[START]

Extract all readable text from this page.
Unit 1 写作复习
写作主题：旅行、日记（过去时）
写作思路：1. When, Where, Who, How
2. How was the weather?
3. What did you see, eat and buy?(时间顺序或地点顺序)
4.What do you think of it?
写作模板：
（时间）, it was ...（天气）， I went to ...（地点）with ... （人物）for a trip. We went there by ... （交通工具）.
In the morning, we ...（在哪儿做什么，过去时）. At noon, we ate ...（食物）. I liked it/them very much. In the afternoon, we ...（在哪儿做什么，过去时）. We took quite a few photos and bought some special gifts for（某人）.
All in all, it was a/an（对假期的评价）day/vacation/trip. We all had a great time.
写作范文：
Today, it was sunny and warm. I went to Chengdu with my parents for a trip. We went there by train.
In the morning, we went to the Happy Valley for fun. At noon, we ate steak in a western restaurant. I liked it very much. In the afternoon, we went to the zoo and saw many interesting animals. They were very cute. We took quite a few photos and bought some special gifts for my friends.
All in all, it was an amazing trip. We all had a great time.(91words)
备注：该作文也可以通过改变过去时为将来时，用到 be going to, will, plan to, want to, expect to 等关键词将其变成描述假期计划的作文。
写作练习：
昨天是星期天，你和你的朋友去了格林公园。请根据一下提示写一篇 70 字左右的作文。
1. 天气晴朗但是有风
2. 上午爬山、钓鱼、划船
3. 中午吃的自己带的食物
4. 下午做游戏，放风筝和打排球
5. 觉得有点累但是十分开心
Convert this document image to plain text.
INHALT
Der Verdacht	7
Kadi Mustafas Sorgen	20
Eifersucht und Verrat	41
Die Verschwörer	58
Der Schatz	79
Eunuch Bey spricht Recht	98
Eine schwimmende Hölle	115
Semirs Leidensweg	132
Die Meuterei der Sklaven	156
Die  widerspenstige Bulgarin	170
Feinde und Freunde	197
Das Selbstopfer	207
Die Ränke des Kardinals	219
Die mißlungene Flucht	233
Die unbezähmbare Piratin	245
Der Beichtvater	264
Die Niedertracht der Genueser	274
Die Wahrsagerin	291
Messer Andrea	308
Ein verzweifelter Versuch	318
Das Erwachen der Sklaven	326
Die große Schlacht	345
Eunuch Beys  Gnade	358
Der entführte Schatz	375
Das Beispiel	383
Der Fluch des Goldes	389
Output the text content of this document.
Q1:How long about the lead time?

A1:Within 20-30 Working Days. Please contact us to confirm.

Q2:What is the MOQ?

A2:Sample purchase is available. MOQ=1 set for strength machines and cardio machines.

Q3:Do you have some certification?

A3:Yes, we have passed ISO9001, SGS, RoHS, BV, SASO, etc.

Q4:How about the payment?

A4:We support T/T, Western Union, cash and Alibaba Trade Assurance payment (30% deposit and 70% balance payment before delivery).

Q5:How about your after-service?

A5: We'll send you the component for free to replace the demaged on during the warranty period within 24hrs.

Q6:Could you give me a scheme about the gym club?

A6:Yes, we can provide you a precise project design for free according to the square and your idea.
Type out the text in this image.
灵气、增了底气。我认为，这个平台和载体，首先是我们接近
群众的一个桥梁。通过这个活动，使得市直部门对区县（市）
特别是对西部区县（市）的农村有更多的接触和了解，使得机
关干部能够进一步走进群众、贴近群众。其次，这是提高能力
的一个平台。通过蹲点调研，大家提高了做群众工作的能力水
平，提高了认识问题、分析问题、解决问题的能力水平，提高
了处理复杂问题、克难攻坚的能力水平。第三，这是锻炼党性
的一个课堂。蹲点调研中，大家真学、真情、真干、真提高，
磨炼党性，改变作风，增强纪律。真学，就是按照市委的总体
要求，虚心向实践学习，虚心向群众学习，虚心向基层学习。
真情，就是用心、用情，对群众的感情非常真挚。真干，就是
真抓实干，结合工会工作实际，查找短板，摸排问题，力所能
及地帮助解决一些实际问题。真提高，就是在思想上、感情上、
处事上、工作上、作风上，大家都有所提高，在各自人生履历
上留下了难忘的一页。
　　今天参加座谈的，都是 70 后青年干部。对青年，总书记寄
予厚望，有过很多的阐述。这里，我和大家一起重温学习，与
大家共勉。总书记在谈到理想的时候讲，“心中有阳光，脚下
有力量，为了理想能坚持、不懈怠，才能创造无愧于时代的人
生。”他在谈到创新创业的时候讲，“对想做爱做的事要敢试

[END]

**YOUR OBJECTIVE:** Each line above is to be repeated exactly.

**RESULT:**
Extract all readable text from this page.
Unit 1 写作复习
写作主题：旅行、日记（过去时）
写作思路：1. When, Where, Who, How
2. How was the weather?
3. What did you see, eat and buy?(时间顺序或地点顺序)
4.What do you think of it?
写作模板：
（时间）, it was ...（天气）， I went to ...（地点）with ... （人物）for a trip. We went there by ... （交通工具）.
In the morning, we ...（在哪儿做什么，过去时）. At noon, we ate ...（食物）. I liked it/them very much. In the afternoon, we ...（在哪儿做什么，过去时）. We took quite a few photos and bought some special gifts for（某人）.
All in all, it was a/an（对假期的评价）day/vacation/trip. We all had a great time.
写作范文：
Today, it was sunny and warm. I went to Chengdu with my parents for a trip. We went there by train.
In the morning, we went to the Happy Valley for fun. At noon, we ate steak in a western restaurant. I liked it very much. In the afternoon, we went to the zoo and saw many interesting animals. They were very cute. We took quite a few photos and bought some special gifts for my friends.
All in all, it was an amazing trip. We all had a great time.(91words)
备注：该作文也可以通过改变过去时为将来时，用到 be going to, will, plan to, want to, expect to 等关键词将其变成描述假期计划的作文。
写作练习：
昨天是星期天，你和你的朋友去了格林公园。请根据一下提示写一篇 70 字左右的作文。
1. 天气晴朗但是有风
2. 上午爬山、钓鱼、划船
3. 中午吃的自己带的食物
4. 下午做游戏，放风筝和打排球
5. 觉得有点累但是十分开心
Convert this document image to plain text.
INHALT
Der Verdacht	7
Kadi Mustafas Sorgen	20
Eifersucht und Verrat	41
Die Verschwörer	58
Der Schatz	79
Eunuch Bey spricht Recht	98
Eine schwimmende Hölle	115
Semirs Leidensweg	132
Die Meuterei der Sklaven	156
Die  widerspenstige Bulgarin	170
Feinde und Freunde	197
Das Selbstopfer	207
Die Ränke des Kardinals	219
Die mißlungene Flucht	233
Die unbezähmbare Piratin	245
Der Beichtvater	264
Die Niedertracht der Genueser	274
Die Wahrsagerin	291
Messer Andrea	308
Ein verzweifelter Versuch	318
Das Erwachen der Sklaven	326
Die große Schlacht	345
Eunuch Beys  Gnade	358
Der entführte Schatz	375
Das Beispiel	383
Der Fluch des Goldes	389
Output the text content of this document.
Q1:How long about the lead time?

A1:Within 20-30 Working Days. Please contact us to confirm.

Q2:What is the MOQ?

A2:Sample purchase is available. MOQ=1 set for strength machines and cardio machines.

Q3:Do you have some certification?

A3:Yes, we have passed ISO9001, SGS, RoHS, BV, SASO, etc.

Q4:How about the payment?

A4:We support T/T, Western Union, cash and Alibaba Trade Assurance payment (30% deposit and 70% balance payment before delivery).

Q5:How about your after-service?

A5: We'll send you the component for free to replace the demaged on during the warranty period within 24hrs.

Q6:Could you give me a scheme about the gym club?

A6:Yes, we can provide you a precise project design for free according to the square and your idea.
Type out the text in this image.
灵气、增了底气。我认为，这个平台和载体，首先是我们接近
群众的一个桥梁。通过这个活动，使得市直部门对区县（市）
特别是对西部区县（市）的农村有更多的接触和了解，使得机
关干部能够进一步走进群众、贴近群众。其次，这是提高能力
的一个平台。通过蹲点调研，大家提高了做群众工作的能力水
平，提高了认识问题、分析问题、解决问题的能力水平，提高
了处理复杂问题、克难攻坚的能力水平。第三，这是锻炼党性
的一个课堂。蹲点调研中，大家真学、真情、真干、真提高，
磨炼党性，改变作风，增强纪律。真学，就是按照市委的总体
要求，虚心向实践学习，虚心向群众学习，虚心向基层学习。
真情，就是用心、用情，对群众的感情非常真挚。真干，就是
真抓实干，结合工会工作实际，查找短板，摸排问题，力所能
及地帮助解决一些实际问题。真提高，就是在思想上、感情上、
处事上、工作上、作风上，大家都有所提高，在各自人生履历
上留下了难忘的一页。
　　今天参加座谈的，都是 70 后青年干部。对青年，总书记寄
予厚望，有过很多的阐述。这里，我和大家一起重温学习，与
大家共勉。总书记在谈到理想的时候讲，“心中有阳光，脚下
有力量，为了理想能坚持、不懈怠，才能创造无愧于时代的人
生。”他在谈到创新创业的时候讲，“对想做爱做的事要敢试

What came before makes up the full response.